- [What is needed]:
Please rewrite the entries that begin with the line containing "x-tick-label: Jan-2022 (144, 302, 187, 310)" and end with the line containing "y-tick-label: 800 (44, 8, 63, 18)", replacing "Closing Level" with "Closing Price" and leaving everything else as it is.

- [Source data]:
Start
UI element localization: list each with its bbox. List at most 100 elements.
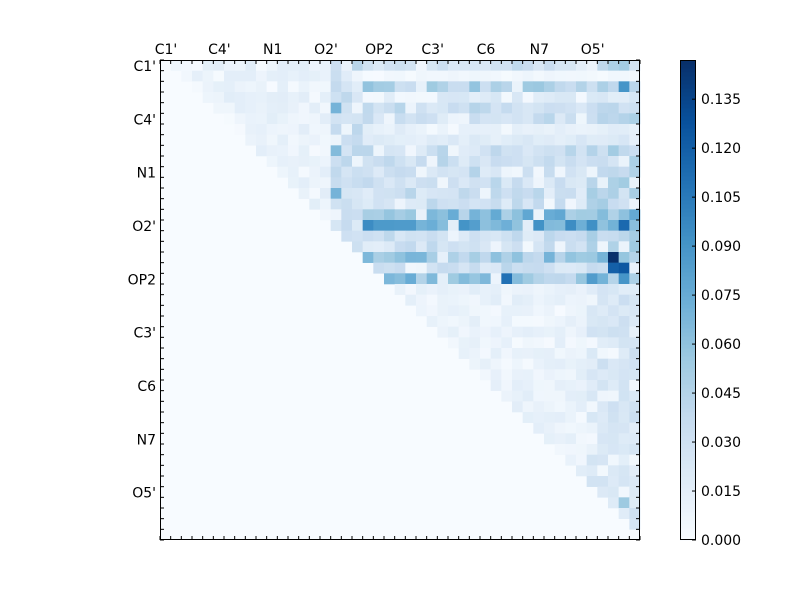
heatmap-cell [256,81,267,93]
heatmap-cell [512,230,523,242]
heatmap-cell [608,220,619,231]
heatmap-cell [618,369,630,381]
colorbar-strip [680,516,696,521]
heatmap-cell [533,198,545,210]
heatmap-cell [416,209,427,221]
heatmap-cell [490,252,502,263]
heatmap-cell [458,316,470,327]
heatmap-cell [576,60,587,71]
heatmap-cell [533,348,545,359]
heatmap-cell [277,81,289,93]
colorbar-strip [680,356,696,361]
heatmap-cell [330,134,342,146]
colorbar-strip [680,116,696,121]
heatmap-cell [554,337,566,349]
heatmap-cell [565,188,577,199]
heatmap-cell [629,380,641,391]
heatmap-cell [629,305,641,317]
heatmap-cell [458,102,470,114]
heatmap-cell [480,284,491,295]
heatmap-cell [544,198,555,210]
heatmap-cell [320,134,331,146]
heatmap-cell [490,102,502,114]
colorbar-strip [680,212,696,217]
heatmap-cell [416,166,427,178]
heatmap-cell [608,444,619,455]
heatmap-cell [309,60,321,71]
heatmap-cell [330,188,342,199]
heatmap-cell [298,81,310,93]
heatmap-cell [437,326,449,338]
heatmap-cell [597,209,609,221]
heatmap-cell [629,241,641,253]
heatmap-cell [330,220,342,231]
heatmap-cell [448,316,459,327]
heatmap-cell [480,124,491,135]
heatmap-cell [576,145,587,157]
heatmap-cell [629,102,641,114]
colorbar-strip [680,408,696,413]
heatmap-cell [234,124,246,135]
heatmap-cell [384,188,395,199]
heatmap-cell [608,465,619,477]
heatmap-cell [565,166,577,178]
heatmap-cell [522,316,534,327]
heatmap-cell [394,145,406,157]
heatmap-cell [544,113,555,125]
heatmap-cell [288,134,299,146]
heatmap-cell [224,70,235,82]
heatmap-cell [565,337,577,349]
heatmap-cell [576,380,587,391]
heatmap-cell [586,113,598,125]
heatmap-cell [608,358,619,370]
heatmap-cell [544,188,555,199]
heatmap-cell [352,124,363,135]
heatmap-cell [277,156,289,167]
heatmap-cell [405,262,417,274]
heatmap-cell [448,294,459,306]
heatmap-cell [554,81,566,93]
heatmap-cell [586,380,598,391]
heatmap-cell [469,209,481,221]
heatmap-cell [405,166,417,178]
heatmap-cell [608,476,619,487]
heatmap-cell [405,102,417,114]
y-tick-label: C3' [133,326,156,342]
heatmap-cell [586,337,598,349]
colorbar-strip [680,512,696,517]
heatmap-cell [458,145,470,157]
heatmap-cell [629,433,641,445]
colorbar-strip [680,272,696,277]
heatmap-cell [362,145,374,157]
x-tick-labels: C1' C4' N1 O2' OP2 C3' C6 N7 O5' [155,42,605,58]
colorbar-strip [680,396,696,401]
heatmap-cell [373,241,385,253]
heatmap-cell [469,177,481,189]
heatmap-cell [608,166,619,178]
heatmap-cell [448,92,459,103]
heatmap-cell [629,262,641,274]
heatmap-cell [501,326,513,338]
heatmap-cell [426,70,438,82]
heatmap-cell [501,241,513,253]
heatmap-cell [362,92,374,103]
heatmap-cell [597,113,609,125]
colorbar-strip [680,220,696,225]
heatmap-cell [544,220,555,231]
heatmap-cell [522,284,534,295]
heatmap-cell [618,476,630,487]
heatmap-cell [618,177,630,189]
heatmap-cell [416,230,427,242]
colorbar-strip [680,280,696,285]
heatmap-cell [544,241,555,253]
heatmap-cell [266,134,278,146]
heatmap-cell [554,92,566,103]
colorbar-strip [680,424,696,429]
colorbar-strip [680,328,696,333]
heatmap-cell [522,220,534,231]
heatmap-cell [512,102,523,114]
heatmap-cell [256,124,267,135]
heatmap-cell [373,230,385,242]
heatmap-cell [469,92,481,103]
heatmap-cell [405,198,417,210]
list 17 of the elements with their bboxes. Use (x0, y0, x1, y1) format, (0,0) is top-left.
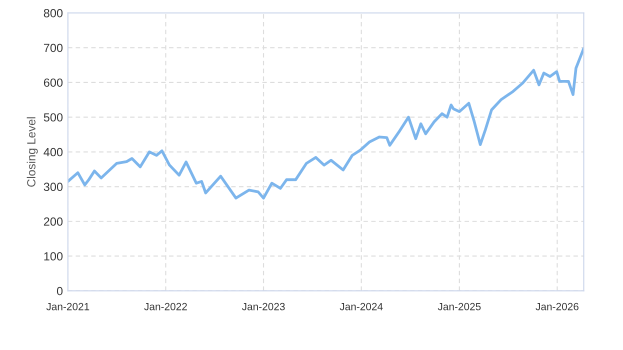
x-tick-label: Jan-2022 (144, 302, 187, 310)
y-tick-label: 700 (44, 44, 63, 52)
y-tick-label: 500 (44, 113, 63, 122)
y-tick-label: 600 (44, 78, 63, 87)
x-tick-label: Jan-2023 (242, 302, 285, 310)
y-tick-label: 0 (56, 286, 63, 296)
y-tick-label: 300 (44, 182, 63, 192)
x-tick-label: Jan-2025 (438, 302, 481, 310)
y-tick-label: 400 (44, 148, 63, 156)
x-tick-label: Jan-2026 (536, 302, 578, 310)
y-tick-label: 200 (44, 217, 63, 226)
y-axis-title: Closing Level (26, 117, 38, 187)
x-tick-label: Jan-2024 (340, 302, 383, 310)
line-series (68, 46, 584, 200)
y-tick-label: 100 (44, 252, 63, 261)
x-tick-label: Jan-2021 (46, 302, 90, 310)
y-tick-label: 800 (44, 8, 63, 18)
End
Start
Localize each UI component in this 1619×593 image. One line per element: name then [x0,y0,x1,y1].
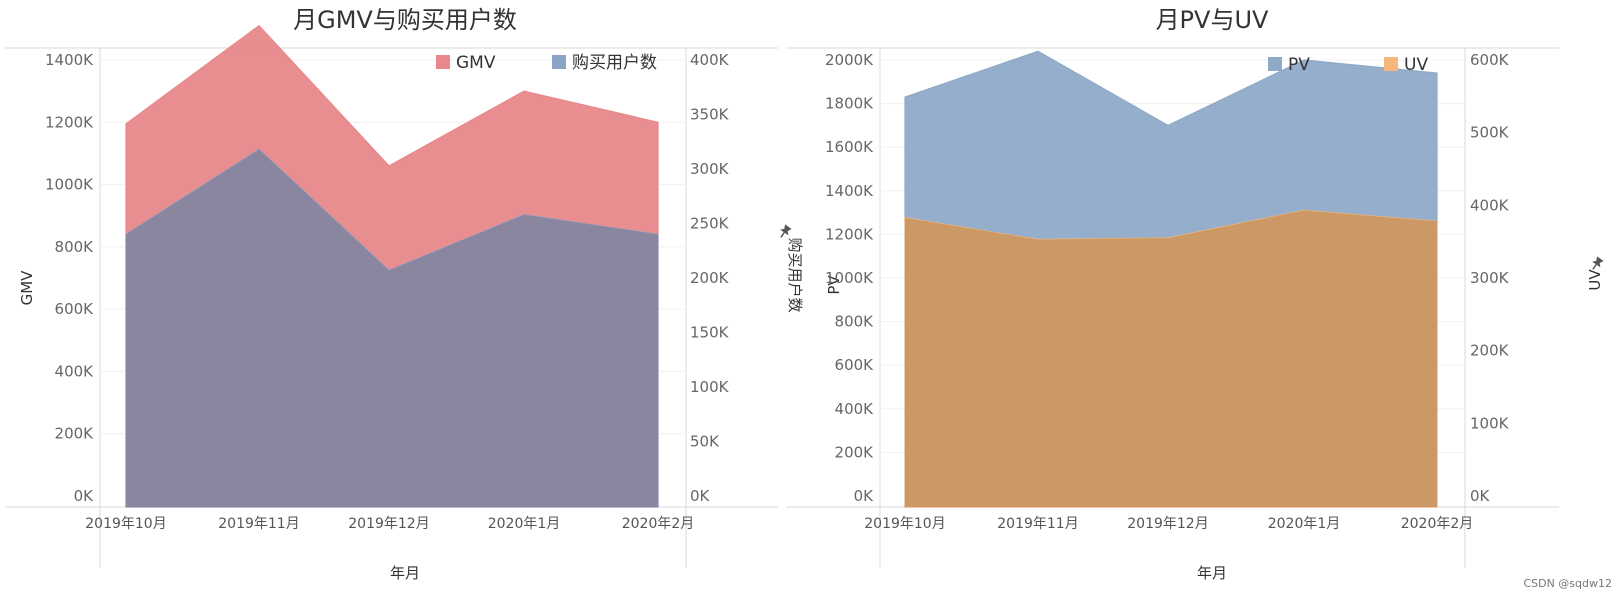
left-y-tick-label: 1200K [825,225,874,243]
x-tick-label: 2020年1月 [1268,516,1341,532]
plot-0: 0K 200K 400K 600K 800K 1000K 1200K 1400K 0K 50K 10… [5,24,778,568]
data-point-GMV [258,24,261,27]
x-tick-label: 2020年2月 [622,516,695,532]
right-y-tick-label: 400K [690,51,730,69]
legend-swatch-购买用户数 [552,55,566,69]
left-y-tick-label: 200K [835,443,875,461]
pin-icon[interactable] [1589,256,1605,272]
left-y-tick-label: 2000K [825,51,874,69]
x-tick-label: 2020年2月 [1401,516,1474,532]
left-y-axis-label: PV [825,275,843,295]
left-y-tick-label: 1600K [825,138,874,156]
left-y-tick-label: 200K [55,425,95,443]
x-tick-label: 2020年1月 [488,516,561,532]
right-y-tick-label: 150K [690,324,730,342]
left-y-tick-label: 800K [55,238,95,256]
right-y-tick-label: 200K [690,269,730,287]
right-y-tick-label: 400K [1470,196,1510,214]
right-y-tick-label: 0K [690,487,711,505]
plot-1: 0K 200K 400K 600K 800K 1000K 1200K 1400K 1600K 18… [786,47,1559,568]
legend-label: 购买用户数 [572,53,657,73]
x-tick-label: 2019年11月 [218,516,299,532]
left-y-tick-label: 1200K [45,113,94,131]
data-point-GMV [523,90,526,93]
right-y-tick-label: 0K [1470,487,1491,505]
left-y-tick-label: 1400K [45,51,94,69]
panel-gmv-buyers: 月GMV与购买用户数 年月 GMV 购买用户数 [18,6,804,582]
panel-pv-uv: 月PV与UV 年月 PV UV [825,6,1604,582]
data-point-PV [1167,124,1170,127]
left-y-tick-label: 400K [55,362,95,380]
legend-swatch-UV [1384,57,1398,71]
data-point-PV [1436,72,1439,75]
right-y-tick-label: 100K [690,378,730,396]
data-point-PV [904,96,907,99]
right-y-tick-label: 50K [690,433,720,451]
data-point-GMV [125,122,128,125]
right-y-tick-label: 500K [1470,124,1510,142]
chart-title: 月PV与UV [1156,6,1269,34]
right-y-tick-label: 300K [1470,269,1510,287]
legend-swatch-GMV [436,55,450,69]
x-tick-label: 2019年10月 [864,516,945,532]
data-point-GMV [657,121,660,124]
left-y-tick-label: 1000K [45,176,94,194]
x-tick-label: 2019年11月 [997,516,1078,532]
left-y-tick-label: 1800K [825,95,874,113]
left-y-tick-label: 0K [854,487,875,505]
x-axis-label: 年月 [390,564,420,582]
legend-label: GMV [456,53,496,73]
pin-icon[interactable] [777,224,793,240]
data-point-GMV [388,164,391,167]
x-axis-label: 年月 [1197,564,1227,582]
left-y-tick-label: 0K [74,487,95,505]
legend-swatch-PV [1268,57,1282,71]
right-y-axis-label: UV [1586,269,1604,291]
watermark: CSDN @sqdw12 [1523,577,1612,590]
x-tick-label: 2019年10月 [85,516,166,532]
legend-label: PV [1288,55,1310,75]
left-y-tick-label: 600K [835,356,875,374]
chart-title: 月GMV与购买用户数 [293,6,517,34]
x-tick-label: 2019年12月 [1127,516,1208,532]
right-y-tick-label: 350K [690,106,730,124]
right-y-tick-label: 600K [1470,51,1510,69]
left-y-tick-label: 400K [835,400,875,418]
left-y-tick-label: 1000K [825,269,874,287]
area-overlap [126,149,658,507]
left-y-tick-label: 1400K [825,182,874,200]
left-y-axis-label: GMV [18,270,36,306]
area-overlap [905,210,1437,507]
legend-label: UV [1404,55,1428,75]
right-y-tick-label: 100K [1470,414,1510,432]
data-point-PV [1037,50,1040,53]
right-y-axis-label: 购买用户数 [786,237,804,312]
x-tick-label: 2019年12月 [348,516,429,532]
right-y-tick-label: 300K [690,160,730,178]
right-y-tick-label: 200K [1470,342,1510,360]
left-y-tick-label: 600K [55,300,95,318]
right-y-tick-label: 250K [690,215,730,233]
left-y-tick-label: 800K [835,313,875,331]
End
Start
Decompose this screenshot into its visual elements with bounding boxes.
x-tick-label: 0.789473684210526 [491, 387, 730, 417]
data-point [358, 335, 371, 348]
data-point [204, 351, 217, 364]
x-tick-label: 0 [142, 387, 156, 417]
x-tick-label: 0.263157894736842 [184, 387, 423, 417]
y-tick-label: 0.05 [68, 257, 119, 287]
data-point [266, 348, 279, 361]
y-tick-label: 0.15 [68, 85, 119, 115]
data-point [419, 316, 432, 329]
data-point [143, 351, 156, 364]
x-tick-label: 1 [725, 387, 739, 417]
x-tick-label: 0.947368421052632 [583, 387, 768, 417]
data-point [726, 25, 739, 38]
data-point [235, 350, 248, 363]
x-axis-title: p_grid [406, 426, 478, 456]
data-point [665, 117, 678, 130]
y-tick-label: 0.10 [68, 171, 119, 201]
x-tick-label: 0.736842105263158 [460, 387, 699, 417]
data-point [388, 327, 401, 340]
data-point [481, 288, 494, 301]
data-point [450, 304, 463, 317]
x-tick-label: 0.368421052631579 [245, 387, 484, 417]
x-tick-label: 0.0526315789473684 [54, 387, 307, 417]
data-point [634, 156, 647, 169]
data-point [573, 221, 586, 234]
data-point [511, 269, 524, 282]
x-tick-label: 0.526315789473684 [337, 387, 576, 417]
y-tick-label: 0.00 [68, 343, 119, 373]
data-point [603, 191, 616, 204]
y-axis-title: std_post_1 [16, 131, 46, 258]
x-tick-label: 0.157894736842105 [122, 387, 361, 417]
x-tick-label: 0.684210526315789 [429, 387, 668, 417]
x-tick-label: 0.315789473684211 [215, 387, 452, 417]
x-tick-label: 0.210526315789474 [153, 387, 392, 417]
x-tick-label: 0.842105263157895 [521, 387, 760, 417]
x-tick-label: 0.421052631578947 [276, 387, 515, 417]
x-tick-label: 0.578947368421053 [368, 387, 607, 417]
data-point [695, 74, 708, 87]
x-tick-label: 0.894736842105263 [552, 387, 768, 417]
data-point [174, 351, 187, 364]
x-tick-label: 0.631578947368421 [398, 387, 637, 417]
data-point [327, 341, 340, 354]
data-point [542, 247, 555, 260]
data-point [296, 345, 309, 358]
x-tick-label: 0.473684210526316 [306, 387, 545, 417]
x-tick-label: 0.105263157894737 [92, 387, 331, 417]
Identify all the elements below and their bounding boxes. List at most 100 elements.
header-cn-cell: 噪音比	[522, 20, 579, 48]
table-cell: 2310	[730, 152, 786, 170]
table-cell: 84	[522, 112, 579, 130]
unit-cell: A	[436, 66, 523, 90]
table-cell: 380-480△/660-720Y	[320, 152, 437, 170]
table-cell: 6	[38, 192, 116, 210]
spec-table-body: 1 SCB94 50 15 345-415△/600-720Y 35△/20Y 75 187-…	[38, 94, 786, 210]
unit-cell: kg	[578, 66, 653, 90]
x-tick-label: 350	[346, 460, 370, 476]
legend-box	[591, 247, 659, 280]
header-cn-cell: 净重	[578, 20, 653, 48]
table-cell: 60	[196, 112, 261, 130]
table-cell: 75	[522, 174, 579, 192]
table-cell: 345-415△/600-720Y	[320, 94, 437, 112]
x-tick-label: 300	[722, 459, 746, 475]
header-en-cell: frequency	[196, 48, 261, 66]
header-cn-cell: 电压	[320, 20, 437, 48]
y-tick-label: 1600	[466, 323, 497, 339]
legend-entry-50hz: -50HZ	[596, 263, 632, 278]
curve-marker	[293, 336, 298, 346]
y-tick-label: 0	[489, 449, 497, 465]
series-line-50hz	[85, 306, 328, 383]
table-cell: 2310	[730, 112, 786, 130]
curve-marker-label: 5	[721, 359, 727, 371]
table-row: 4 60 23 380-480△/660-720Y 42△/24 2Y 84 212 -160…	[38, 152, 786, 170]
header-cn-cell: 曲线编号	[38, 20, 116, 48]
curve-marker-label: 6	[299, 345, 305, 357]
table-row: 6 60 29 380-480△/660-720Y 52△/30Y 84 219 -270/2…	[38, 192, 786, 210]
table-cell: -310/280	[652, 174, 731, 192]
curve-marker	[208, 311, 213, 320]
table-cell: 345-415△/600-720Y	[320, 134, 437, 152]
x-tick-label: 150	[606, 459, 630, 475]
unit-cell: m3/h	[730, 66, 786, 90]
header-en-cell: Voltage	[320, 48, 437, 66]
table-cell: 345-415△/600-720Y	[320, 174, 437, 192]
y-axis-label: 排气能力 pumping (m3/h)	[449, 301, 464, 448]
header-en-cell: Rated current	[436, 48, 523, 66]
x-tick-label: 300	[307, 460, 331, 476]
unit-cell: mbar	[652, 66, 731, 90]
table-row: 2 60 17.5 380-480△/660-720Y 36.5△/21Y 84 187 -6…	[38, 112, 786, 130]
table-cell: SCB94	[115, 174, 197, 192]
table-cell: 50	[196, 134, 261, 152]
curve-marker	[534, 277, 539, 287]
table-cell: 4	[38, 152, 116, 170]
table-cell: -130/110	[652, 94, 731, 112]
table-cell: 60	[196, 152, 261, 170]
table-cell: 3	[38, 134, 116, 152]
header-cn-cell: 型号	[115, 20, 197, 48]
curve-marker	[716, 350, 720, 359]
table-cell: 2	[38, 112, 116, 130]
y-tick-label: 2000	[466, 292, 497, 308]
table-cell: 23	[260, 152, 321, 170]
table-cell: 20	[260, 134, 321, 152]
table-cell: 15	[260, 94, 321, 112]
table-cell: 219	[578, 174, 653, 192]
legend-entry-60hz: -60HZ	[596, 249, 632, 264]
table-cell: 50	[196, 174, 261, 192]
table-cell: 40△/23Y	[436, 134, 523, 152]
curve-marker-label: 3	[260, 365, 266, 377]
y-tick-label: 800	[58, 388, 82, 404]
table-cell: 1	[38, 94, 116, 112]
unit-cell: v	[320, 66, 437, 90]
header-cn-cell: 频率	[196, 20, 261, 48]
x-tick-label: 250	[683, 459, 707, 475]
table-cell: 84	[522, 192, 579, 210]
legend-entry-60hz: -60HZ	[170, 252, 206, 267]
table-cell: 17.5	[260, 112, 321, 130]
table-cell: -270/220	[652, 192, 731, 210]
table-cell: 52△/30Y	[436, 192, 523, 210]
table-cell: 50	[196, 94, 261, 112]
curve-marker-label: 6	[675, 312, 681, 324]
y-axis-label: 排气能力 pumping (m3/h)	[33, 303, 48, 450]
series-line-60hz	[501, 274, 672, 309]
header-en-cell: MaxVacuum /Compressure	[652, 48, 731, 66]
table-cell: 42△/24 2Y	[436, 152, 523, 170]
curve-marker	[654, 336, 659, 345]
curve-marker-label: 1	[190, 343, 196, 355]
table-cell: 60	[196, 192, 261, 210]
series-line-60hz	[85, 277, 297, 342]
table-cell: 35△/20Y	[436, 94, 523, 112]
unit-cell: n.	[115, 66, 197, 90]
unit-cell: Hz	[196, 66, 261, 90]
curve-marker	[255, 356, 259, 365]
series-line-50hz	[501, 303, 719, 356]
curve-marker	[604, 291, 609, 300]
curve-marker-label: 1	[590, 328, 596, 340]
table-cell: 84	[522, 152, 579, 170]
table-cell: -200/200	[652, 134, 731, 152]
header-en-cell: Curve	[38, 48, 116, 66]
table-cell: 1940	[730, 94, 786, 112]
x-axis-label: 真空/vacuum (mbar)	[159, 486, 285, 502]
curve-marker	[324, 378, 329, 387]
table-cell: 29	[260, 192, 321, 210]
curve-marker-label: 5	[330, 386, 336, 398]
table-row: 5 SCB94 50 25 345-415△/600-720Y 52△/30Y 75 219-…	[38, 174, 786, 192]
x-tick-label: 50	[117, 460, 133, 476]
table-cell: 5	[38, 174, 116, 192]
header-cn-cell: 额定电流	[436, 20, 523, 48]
End
- [Solution for this exercise]:
x-tick-label: Jan-2022 (144, 302, 187, 310)
y-tick-label: 700 (44, 44, 63, 52)
y-tick-label: 500 (44, 113, 63, 122)
y-tick-label: 600 (44, 78, 63, 87)
x-tick-label: Jan-2023 (242, 302, 285, 310)
y-tick-label: 0 (56, 286, 63, 296)
y-tick-label: 300 (44, 182, 63, 192)
x-tick-label: Jan-2025 (438, 302, 481, 310)
y-tick-label: 400 (44, 148, 63, 156)
x-tick-label: Jan-2026 (536, 302, 578, 310)
y-tick-label: 200 (44, 217, 63, 226)
y-axis-title: Closing Price (26, 117, 38, 187)
x-tick-label: Jan-2024 (340, 302, 383, 310)
line-series (68, 46, 584, 200)
y-tick-label: 100 (44, 252, 63, 261)
x-tick-label: Jan-2021 (46, 302, 90, 310)
y-tick-label: 800 (44, 8, 63, 18)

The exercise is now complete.